start Dataset records

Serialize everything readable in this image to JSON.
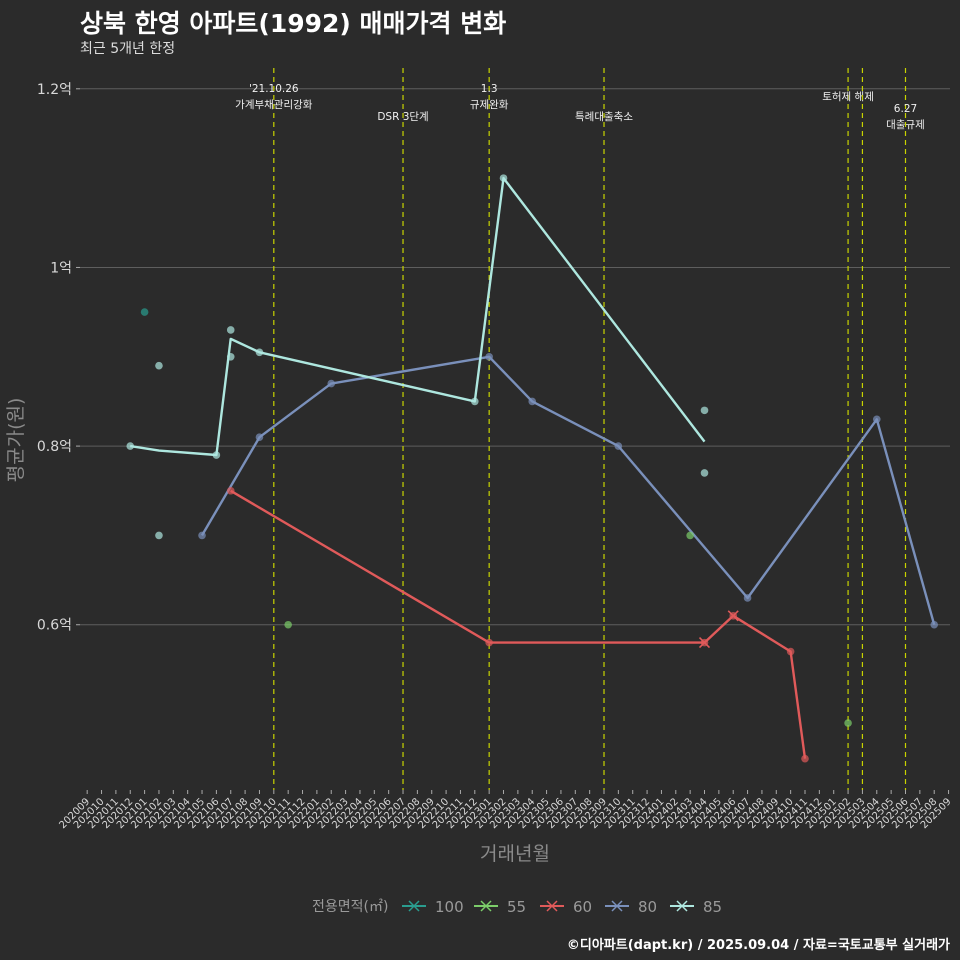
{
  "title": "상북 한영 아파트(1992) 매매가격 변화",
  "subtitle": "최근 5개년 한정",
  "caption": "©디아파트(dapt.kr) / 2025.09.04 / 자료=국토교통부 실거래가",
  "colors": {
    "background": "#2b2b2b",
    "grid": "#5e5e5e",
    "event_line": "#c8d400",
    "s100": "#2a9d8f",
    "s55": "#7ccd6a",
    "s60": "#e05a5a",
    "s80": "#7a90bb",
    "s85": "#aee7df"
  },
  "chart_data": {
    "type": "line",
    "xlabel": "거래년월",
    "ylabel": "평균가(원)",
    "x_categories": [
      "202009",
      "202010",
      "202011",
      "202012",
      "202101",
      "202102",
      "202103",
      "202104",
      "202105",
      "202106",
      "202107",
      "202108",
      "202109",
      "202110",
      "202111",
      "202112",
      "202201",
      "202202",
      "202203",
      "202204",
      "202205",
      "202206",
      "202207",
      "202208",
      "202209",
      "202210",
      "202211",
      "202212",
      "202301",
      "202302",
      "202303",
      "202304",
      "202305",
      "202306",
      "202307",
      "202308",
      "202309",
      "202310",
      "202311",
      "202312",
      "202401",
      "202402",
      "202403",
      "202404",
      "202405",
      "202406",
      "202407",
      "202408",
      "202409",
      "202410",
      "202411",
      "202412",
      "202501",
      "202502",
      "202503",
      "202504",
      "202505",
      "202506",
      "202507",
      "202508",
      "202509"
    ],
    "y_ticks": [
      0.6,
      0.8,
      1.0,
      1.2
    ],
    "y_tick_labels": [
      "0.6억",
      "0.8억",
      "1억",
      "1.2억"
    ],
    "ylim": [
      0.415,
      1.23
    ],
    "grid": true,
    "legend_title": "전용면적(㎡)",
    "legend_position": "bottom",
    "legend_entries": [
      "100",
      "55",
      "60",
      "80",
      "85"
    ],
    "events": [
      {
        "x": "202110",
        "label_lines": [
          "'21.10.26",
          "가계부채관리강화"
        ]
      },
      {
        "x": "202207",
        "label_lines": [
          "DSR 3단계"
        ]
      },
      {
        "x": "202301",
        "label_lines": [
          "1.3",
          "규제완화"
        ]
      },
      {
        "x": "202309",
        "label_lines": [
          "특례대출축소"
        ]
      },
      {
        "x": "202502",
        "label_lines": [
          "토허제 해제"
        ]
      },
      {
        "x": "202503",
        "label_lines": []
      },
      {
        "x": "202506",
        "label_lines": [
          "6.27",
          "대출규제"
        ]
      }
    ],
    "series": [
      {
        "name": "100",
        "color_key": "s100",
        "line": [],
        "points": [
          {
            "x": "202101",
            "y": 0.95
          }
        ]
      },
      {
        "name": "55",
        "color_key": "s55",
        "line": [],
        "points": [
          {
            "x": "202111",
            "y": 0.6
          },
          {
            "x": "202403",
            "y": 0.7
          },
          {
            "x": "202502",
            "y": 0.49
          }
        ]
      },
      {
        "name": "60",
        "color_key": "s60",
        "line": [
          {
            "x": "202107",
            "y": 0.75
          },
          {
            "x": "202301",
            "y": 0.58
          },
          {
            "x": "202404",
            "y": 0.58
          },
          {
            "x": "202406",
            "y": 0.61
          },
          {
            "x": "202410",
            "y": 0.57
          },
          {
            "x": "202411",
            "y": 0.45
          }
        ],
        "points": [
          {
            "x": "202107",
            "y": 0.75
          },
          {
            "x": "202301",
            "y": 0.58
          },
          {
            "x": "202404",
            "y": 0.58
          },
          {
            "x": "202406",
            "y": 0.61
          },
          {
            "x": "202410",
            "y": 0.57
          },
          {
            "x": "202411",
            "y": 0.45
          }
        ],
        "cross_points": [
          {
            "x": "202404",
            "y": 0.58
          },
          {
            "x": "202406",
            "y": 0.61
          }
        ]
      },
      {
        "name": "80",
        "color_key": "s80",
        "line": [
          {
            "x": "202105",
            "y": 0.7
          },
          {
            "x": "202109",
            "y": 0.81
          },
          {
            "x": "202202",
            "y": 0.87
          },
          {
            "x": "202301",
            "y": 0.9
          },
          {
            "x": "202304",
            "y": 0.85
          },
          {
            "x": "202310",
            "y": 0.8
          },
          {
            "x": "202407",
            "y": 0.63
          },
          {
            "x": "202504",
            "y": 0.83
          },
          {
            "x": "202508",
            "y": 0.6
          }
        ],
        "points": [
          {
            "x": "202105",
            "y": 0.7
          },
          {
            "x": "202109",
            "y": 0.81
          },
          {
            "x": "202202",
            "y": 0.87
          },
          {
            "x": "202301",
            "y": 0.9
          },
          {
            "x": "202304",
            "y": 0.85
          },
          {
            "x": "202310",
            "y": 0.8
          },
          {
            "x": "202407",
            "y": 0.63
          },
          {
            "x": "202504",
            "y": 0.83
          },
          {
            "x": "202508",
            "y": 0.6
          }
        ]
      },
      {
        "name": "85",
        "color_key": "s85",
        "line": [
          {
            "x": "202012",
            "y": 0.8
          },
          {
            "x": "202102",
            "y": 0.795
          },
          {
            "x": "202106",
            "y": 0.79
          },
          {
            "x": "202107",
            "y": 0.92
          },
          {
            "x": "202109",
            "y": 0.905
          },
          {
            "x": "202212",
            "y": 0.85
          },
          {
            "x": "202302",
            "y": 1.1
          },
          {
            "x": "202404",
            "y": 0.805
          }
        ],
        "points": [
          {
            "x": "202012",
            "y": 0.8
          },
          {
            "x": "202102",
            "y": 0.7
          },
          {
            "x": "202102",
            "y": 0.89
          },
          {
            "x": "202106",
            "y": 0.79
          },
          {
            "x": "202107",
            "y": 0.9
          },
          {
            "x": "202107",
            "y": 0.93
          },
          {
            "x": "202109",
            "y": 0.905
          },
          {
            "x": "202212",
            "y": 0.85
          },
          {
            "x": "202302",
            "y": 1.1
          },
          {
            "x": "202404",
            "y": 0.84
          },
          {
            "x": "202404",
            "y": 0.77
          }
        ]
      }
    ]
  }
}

end Dataset records
start Dataset records

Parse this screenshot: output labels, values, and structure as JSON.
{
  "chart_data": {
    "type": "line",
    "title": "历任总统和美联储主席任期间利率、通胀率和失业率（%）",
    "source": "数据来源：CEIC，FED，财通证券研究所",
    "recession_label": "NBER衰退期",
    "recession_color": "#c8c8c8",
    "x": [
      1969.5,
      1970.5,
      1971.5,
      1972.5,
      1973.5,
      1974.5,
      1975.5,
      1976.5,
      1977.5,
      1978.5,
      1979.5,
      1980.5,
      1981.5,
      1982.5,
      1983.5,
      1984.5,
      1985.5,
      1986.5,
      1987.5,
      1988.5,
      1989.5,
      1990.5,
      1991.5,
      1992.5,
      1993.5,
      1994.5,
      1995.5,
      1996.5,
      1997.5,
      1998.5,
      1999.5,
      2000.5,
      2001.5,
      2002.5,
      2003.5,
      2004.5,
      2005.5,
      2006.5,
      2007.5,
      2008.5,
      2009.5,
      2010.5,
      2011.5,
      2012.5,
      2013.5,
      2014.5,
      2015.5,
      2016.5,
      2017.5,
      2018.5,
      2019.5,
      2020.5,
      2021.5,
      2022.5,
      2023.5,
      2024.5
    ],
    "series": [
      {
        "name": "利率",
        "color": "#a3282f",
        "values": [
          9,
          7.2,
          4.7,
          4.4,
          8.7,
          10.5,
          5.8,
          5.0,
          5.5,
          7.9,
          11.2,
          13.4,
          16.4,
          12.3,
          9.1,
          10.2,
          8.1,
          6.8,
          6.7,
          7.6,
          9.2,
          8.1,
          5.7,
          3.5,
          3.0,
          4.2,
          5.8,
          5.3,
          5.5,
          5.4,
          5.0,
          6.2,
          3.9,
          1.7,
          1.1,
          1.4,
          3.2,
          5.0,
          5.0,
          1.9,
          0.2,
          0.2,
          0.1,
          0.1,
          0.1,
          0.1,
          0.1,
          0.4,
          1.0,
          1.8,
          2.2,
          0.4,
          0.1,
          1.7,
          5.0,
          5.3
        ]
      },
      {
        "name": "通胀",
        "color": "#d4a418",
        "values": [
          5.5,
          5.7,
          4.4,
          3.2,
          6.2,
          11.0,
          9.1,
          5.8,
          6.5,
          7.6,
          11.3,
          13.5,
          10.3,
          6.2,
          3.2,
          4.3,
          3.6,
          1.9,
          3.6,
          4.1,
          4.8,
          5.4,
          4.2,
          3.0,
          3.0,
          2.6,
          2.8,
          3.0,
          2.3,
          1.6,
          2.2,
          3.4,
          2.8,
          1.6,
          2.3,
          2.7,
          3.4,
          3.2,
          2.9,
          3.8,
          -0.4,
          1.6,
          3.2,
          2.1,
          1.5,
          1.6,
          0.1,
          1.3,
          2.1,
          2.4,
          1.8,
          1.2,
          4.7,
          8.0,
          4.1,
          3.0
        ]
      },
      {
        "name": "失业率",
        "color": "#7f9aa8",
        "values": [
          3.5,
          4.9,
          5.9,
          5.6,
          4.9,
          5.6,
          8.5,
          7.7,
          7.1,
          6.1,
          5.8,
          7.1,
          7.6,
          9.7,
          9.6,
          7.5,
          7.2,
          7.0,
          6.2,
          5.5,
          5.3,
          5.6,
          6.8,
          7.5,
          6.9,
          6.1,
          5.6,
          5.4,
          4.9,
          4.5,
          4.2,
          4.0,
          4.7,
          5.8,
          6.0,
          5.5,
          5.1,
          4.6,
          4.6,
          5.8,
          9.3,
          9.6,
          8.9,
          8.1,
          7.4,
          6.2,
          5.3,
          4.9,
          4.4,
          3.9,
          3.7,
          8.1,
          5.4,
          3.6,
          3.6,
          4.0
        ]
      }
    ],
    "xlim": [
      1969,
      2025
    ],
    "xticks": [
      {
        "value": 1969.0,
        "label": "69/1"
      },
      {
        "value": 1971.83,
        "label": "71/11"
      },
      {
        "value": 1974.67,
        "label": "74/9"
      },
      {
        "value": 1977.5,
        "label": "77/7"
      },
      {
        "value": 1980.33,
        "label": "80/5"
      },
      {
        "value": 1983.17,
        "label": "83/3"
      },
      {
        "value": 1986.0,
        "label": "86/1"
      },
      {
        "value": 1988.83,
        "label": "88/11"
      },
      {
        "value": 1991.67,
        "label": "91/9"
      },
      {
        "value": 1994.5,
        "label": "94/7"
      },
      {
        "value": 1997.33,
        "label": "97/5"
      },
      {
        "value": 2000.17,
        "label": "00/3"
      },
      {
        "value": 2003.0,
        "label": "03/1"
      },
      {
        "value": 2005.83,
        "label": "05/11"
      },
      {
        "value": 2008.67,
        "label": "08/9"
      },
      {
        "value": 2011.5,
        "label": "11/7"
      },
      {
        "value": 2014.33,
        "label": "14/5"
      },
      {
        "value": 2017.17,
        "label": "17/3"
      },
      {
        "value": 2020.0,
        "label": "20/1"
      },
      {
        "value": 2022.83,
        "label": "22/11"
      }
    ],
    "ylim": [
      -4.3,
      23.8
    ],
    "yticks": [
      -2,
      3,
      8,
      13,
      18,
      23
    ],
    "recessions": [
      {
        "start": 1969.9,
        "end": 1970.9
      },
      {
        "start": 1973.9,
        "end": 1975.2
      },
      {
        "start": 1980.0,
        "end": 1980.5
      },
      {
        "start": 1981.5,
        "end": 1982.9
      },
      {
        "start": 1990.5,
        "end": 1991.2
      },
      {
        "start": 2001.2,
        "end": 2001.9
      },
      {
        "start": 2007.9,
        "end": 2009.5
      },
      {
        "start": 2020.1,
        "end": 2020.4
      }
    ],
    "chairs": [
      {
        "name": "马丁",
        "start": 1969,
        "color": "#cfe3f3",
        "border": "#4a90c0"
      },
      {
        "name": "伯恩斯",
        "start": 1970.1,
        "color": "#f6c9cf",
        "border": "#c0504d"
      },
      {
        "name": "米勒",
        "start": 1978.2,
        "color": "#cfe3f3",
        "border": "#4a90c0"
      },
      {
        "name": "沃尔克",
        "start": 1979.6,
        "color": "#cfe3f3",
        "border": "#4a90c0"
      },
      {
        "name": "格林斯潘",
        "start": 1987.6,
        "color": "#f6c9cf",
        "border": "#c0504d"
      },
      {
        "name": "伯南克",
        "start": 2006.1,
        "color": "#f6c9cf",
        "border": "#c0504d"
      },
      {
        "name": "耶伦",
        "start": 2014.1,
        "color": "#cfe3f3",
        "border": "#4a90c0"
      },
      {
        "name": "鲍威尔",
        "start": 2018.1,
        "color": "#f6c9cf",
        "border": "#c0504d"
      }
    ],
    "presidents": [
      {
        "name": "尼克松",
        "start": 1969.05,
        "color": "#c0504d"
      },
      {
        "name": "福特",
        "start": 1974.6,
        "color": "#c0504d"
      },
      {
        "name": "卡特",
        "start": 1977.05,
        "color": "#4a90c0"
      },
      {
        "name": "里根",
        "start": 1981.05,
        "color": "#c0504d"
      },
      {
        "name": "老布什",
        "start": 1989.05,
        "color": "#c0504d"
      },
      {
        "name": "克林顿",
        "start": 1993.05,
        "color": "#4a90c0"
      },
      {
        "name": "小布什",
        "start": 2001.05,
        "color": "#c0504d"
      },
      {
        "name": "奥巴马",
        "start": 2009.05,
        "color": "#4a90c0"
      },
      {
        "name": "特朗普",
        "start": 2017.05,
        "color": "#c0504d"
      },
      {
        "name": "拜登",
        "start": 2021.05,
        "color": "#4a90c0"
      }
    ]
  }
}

end Dataset records

-- Short problem --
Of the lines in the records, determine how many contain the word "JSON", and report that number alone.

-- Written response --
2